__What is asked__:
Locate each line containing the string "name" and copy it out.

** begin Given data **

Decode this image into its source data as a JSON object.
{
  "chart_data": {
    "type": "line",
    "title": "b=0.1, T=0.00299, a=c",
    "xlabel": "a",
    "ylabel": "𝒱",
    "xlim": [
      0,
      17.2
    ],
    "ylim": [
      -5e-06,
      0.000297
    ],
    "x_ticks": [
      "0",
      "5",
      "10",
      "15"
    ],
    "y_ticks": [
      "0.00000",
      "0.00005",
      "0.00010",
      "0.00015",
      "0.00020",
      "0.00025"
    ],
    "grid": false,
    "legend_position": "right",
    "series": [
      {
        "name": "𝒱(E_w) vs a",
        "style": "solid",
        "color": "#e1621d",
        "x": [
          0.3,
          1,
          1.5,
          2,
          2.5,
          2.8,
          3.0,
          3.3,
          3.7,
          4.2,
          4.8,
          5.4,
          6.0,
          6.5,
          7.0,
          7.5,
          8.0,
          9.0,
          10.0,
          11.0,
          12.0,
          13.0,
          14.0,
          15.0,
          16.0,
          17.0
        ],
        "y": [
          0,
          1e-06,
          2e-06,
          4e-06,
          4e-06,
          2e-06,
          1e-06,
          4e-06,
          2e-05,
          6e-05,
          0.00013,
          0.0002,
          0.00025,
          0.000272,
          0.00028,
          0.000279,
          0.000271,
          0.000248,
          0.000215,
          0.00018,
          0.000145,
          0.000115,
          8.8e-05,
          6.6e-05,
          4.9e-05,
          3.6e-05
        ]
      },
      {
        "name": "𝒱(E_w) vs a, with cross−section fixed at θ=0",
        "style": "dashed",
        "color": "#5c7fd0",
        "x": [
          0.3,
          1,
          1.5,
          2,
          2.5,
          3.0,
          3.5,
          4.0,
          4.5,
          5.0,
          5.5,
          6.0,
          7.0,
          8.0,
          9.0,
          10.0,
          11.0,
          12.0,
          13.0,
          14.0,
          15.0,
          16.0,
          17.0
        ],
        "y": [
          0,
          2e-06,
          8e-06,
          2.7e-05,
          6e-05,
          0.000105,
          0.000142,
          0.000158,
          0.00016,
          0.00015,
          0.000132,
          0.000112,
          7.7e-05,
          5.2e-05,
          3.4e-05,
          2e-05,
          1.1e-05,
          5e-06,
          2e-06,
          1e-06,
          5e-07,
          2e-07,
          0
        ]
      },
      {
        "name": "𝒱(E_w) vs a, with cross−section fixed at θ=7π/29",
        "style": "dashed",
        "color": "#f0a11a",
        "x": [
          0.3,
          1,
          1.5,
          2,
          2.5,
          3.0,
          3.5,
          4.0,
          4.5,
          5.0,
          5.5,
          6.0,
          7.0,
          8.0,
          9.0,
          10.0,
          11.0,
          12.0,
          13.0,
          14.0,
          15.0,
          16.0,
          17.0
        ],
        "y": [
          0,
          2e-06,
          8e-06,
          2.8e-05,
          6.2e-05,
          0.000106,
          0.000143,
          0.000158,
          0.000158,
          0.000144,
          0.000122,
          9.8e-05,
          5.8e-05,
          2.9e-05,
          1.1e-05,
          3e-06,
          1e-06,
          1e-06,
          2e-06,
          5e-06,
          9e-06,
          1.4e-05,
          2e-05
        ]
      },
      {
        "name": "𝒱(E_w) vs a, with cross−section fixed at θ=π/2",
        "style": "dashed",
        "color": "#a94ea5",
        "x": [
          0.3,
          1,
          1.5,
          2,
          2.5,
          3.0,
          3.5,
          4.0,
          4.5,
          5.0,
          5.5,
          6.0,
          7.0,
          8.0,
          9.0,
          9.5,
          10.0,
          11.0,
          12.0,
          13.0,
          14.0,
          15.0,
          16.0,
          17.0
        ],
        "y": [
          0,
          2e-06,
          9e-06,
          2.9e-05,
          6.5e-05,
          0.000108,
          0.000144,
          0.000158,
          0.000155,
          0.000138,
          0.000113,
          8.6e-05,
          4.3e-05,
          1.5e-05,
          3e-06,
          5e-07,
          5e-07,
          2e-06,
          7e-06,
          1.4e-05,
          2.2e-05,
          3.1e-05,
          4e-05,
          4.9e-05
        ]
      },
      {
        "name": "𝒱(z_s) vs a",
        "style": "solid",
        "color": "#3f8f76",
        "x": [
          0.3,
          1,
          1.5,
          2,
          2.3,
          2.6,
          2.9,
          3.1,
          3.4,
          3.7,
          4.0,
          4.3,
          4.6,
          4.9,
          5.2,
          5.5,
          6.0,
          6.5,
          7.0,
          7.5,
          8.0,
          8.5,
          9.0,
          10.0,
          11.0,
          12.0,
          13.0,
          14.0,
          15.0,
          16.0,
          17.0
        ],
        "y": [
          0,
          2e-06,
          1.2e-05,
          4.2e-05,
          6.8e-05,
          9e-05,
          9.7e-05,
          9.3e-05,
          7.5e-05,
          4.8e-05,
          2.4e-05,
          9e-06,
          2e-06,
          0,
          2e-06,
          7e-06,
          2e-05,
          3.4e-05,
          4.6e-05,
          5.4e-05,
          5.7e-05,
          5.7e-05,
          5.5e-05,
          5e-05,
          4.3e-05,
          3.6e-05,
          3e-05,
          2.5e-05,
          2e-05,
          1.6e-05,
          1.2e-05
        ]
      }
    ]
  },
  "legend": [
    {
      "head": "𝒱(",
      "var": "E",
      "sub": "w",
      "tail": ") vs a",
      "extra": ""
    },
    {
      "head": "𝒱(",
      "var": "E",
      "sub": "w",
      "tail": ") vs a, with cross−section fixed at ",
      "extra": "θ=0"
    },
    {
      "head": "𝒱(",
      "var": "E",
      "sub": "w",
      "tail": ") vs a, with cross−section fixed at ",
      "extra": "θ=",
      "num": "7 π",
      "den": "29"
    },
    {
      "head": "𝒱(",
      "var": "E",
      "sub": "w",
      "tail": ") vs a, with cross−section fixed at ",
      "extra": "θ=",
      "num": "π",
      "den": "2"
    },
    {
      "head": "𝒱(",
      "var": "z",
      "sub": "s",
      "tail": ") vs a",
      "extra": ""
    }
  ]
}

** end Given data **

__Correct output__:
        "name": "𝒱(E_w) vs a",
        "name": "𝒱(E_w) vs a, with cross−section fixed at θ=0",
        "name": "𝒱(E_w) vs a, with cross−section fixed at θ=7π/29",
        "name": "𝒱(E_w) vs a, with cross−section fixed at θ=π/2",
        "name": "𝒱(z_s) vs a",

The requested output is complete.